• **ITEMS**:
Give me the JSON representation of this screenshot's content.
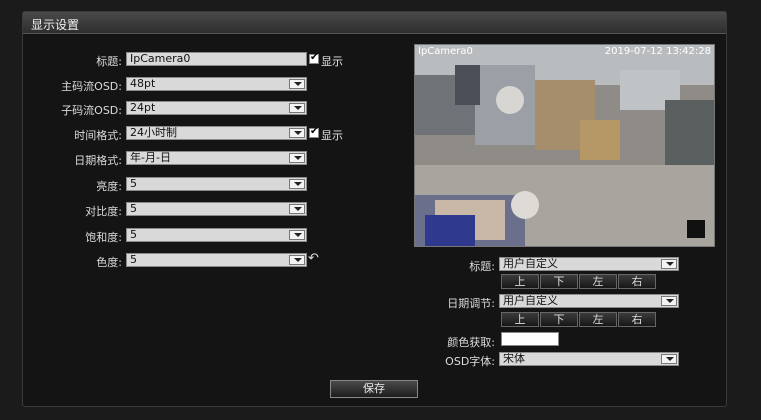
{
  "panel": {
    "title": "显示设置"
  },
  "form": {
    "title_label": "标题:",
    "title_value": "IpCamera0",
    "title_show": "显示",
    "main_osd_label": "主码流OSD:",
    "main_osd_value": "48pt",
    "sub_osd_label": "子码流OSD:",
    "sub_osd_value": "24pt",
    "time_format_label": "时间格式:",
    "time_format_value": "24小时制",
    "time_show": "显示",
    "date_format_label": "日期格式:",
    "date_format_value": "年-月-日",
    "brightness_label": "亮度:",
    "brightness_value": "5",
    "contrast_label": "对比度:",
    "contrast_value": "5",
    "saturation_label": "饱和度:",
    "saturation_value": "5",
    "hue_label": "色度:",
    "hue_value": "5"
  },
  "video": {
    "overlay_title": "IpCamera0",
    "overlay_time": "2019-07-12 13:42:28"
  },
  "osd": {
    "title_label": "标题:",
    "title_value": "用户自定义",
    "date_label": "日期调节:",
    "date_value": "用户自定义",
    "dir_up": "上",
    "dir_down": "下",
    "dir_left": "左",
    "dir_right": "右",
    "color_label": "颜色获取:",
    "font_label": "OSD字体:",
    "font_value": "宋体"
  },
  "actions": {
    "save": "保存"
  },
  "colors": {
    "panel_bg": "#141414",
    "header_bg": "#3c3c3c",
    "field_bg": "#d9d9d9"
  }
}
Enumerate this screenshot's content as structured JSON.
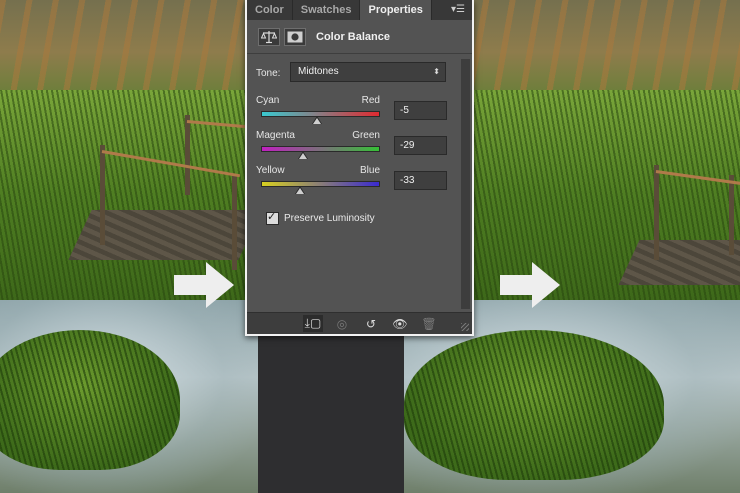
{
  "tabs": [
    {
      "label": "Color",
      "active": false
    },
    {
      "label": "Swatches",
      "active": false
    },
    {
      "label": "Properties",
      "active": true
    }
  ],
  "panel_menu_icon": "panel-menu-icon",
  "header": {
    "title": "Color Balance",
    "adjustment_icon": "balance-scale-icon",
    "mask_icon": "layer-mask-icon"
  },
  "tone": {
    "label": "Tone:",
    "value": "Midtones"
  },
  "sliders": [
    {
      "left": "Cyan",
      "right": "Red",
      "value": "-5",
      "level": -5,
      "colors": [
        "#39c9d0",
        "#e02a30"
      ]
    },
    {
      "left": "Magenta",
      "right": "Green",
      "value": "-29",
      "level": -29,
      "colors": [
        "#c020c0",
        "#36c036"
      ]
    },
    {
      "left": "Yellow",
      "right": "Blue",
      "value": "-33",
      "level": -33,
      "colors": [
        "#d8d020",
        "#3a2ad0"
      ]
    }
  ],
  "preserve_luminosity": {
    "label": "Preserve Luminosity",
    "checked": true
  },
  "footer_icons": [
    "clip-to-layer-icon",
    "view-previous-state-icon",
    "reset-icon",
    "visibility-eye-icon",
    "delete-icon"
  ]
}
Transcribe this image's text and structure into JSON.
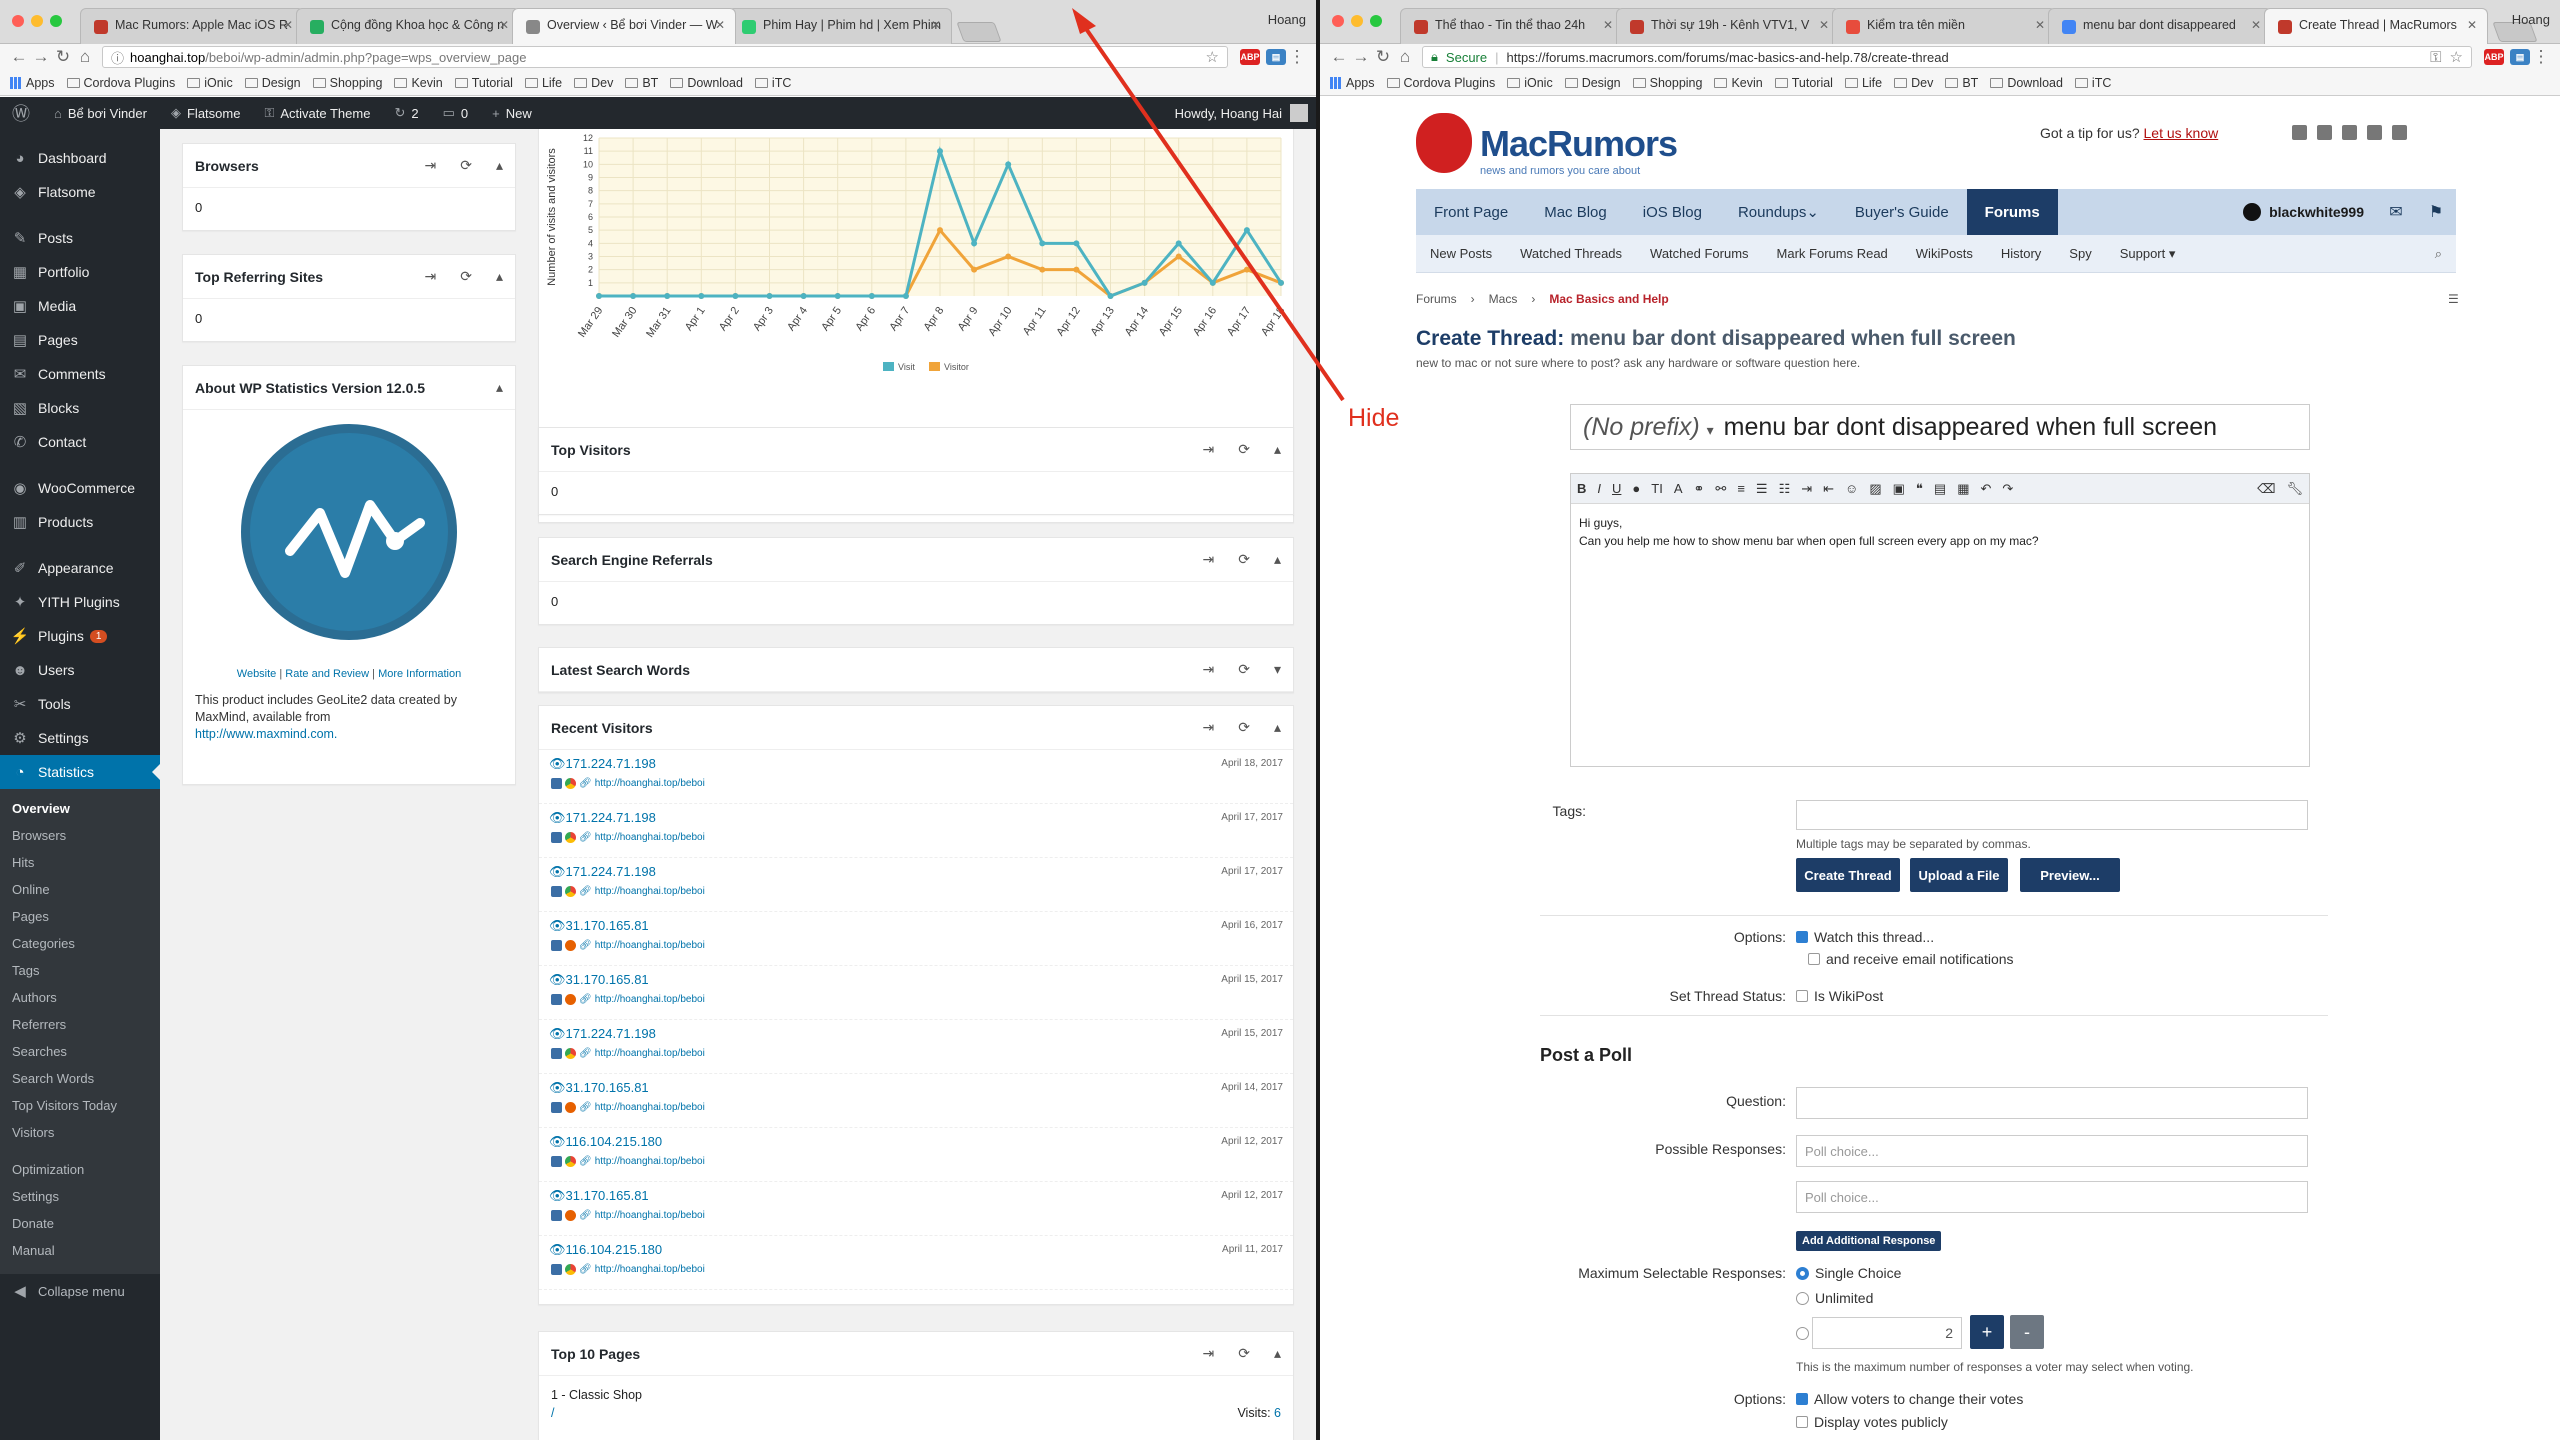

• **GIVEN TASK**: The pictures should not be reproduced; quote all of the other material exactly.

• **RIGHT ANSWER**:
Give me the JSON representation of this screenshot's content.
{
  "panel": {
    "title": "显示设置"
  },
  "form": {
    "title_label": "标题:",
    "title_value": "IpCamera0",
    "title_show": "显示",
    "main_osd_label": "主码流OSD:",
    "main_osd_value": "48pt",
    "sub_osd_label": "子码流OSD:",
    "sub_osd_value": "24pt",
    "time_format_label": "时间格式:",
    "time_format_value": "24小时制",
    "time_show": "显示",
    "date_format_label": "日期格式:",
    "date_format_value": "年-月-日",
    "brightness_label": "亮度:",
    "brightness_value": "5",
    "contrast_label": "对比度:",
    "contrast_value": "5",
    "saturation_label": "饱和度:",
    "saturation_value": "5",
    "hue_label": "色度:",
    "hue_value": "5"
  },
  "video": {
    "overlay_title": "IpCamera0",
    "overlay_time": "2019-07-12 13:42:28"
  },
  "osd": {
    "title_label": "标题:",
    "title_value": "用户自定义",
    "date_label": "日期调节:",
    "date_value": "用户自定义",
    "dir_up": "上",
    "dir_down": "下",
    "dir_left": "左",
    "dir_right": "右",
    "color_label": "颜色获取:",
    "font_label": "OSD字体:",
    "font_value": "宋体"
  },
  "actions": {
    "save": "保存"
  },
  "colors": {
    "panel_bg": "#141414",
    "header_bg": "#3c3c3c",
    "field_bg": "#d9d9d9"
  }
}
Enumerate this screenshot's content as structured JSON.
{
  "tabs": [
    {
      "label": "Color",
      "active": false
    },
    {
      "label": "Swatches",
      "active": false
    },
    {
      "label": "Properties",
      "active": true
    }
  ],
  "panel_menu_icon": "panel-menu-icon",
  "header": {
    "title": "Color Balance",
    "adjustment_icon": "balance-scale-icon",
    "mask_icon": "layer-mask-icon"
  },
  "tone": {
    "label": "Tone:",
    "value": "Midtones"
  },
  "sliders": [
    {
      "left": "Cyan",
      "right": "Red",
      "value": "-5",
      "level": -5,
      "colors": [
        "#39c9d0",
        "#e02a30"
      ]
    },
    {
      "left": "Magenta",
      "right": "Green",
      "value": "-29",
      "level": -29,
      "colors": [
        "#c020c0",
        "#36c036"
      ]
    },
    {
      "left": "Yellow",
      "right": "Blue",
      "value": "-33",
      "level": -33,
      "colors": [
        "#d8d020",
        "#3a2ad0"
      ]
    }
  ],
  "preserve_luminosity": {
    "label": "Preserve Luminosity",
    "checked": true
  },
  "footer_icons": [
    "clip-to-layer-icon",
    "view-previous-state-icon",
    "reset-icon",
    "visibility-eye-icon",
    "delete-icon"
  ]
}
Transcribe this image's text and structure into JSON.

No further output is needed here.